— start of Dataset records —

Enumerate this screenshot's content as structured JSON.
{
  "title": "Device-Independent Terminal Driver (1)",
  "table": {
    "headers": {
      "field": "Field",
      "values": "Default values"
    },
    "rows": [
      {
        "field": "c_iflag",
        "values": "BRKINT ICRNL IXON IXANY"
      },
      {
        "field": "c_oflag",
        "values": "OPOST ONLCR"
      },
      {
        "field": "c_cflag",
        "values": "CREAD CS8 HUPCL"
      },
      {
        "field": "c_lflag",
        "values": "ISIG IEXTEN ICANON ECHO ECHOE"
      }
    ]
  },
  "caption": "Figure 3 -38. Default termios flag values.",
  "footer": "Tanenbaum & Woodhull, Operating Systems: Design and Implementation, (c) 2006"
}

— end of Dataset records —

- Aim of the task -
Find all lines where the word "values" appears. Copy them.

- Output of the exercise -
      "values": "Default values"
        "values": "BRKINT ICRNL IXON IXANY"
        "values": "OPOST ONLCR"
        "values": "CREAD CS8 HUPCL"
        "values": "ISIG IEXTEN ICANON ECHO ECHOE"
  "caption": "Figure 3 -38. Default termios flag values.",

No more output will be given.